## WHAT THE TASK ASKS
Return each line holding the string "EARNINGS".

--- start ---

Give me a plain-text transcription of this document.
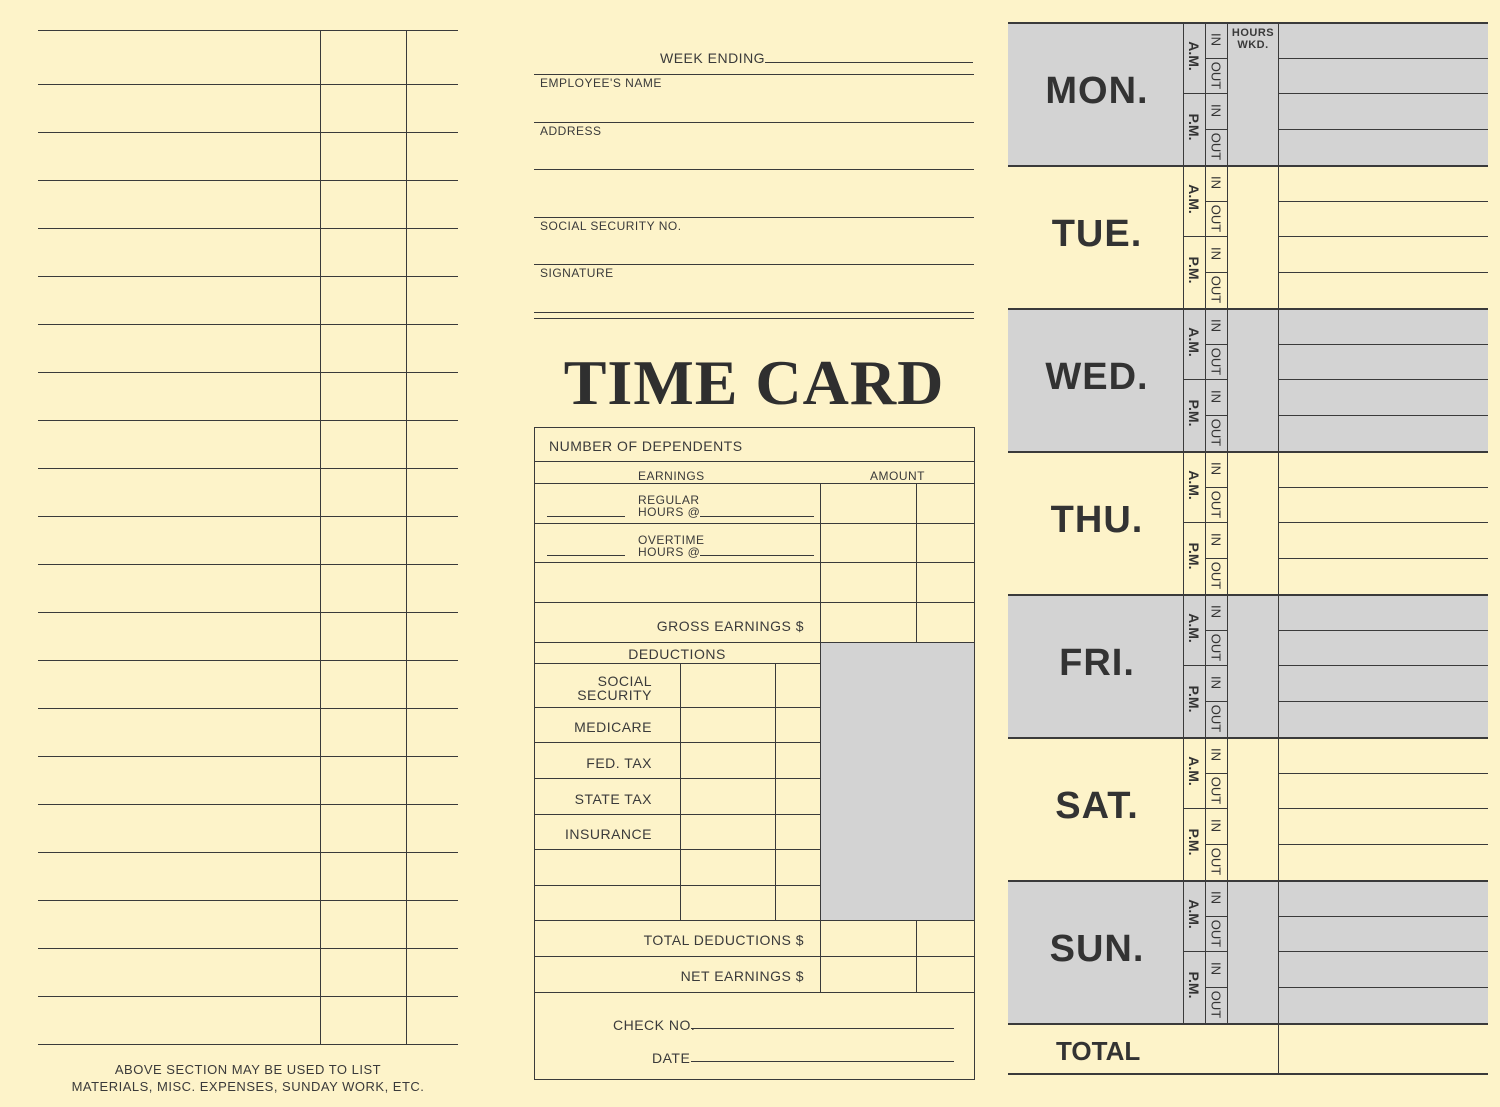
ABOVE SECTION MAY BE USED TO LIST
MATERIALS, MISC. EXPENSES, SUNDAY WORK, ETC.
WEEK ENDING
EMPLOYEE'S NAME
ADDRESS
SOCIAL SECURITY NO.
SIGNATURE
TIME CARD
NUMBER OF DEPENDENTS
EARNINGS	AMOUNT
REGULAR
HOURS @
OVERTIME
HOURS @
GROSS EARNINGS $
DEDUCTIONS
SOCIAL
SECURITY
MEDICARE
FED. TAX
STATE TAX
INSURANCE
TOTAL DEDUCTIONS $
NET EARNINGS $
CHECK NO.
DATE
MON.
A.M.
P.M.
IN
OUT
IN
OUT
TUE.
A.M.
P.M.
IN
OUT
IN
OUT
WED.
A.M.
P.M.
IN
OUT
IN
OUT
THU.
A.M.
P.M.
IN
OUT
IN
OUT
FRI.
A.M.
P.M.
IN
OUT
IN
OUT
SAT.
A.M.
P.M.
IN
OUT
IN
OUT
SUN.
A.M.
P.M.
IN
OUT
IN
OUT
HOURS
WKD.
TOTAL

--- end ---
--- start ---

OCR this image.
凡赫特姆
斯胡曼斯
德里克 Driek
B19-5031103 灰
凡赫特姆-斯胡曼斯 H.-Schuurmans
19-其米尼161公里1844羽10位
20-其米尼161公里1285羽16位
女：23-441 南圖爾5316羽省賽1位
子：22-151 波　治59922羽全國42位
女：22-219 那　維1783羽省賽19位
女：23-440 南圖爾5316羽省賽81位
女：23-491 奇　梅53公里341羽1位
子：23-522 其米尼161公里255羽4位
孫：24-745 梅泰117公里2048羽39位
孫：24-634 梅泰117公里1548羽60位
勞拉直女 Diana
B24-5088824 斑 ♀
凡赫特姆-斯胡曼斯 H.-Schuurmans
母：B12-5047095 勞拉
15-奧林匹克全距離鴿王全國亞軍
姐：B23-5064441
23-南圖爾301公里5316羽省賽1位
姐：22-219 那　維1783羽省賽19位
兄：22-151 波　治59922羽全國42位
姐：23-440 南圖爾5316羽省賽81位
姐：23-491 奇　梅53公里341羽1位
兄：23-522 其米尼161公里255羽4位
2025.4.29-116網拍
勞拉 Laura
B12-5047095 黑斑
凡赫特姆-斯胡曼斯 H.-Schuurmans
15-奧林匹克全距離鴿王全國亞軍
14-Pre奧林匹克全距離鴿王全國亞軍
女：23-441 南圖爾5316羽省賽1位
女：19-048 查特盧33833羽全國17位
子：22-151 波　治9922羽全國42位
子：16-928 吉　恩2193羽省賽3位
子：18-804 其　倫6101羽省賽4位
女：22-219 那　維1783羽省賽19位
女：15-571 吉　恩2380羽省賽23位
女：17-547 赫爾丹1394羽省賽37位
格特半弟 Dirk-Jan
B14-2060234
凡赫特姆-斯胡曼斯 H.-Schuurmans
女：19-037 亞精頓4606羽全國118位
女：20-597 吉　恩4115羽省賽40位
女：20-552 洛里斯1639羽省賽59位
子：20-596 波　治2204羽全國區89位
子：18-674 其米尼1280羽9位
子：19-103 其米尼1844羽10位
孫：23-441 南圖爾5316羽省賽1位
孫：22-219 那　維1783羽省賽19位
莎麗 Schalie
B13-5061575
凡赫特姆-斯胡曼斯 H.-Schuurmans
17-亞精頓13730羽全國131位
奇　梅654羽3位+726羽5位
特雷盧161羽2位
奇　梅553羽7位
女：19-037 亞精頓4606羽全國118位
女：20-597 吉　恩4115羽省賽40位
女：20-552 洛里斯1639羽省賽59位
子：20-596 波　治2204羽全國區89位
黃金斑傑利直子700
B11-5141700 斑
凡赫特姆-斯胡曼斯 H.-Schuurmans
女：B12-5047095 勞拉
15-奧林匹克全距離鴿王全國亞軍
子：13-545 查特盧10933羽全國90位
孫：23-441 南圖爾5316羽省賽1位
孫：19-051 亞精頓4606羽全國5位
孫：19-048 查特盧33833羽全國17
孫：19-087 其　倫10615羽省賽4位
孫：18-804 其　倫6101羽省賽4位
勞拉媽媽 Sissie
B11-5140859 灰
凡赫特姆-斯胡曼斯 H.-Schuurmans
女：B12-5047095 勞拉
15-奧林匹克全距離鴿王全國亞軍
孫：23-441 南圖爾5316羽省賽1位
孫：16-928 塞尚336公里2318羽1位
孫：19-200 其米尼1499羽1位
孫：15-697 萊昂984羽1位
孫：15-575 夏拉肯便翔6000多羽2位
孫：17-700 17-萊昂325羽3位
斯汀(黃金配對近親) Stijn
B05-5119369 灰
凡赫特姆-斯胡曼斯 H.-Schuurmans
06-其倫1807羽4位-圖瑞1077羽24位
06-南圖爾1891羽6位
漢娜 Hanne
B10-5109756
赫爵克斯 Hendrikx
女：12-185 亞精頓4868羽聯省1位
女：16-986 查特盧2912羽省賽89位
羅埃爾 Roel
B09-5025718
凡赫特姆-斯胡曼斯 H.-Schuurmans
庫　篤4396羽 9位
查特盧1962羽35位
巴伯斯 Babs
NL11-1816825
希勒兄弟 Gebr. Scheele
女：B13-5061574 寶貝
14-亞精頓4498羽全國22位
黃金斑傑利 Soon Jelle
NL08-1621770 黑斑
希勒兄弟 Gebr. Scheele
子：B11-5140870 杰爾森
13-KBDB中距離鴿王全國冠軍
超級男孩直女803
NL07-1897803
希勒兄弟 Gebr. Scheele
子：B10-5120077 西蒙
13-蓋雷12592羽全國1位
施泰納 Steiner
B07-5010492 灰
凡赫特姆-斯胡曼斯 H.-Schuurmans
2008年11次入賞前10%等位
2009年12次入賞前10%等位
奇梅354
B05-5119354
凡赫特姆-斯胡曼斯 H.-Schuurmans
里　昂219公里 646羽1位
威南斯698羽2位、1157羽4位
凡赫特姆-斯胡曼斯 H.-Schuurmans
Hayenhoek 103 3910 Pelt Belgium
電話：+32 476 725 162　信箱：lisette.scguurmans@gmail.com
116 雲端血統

--- end ---

## TASK RESULT
EARNINGS	AMOUNT
GROSS EARNINGS $
NET EARNINGS $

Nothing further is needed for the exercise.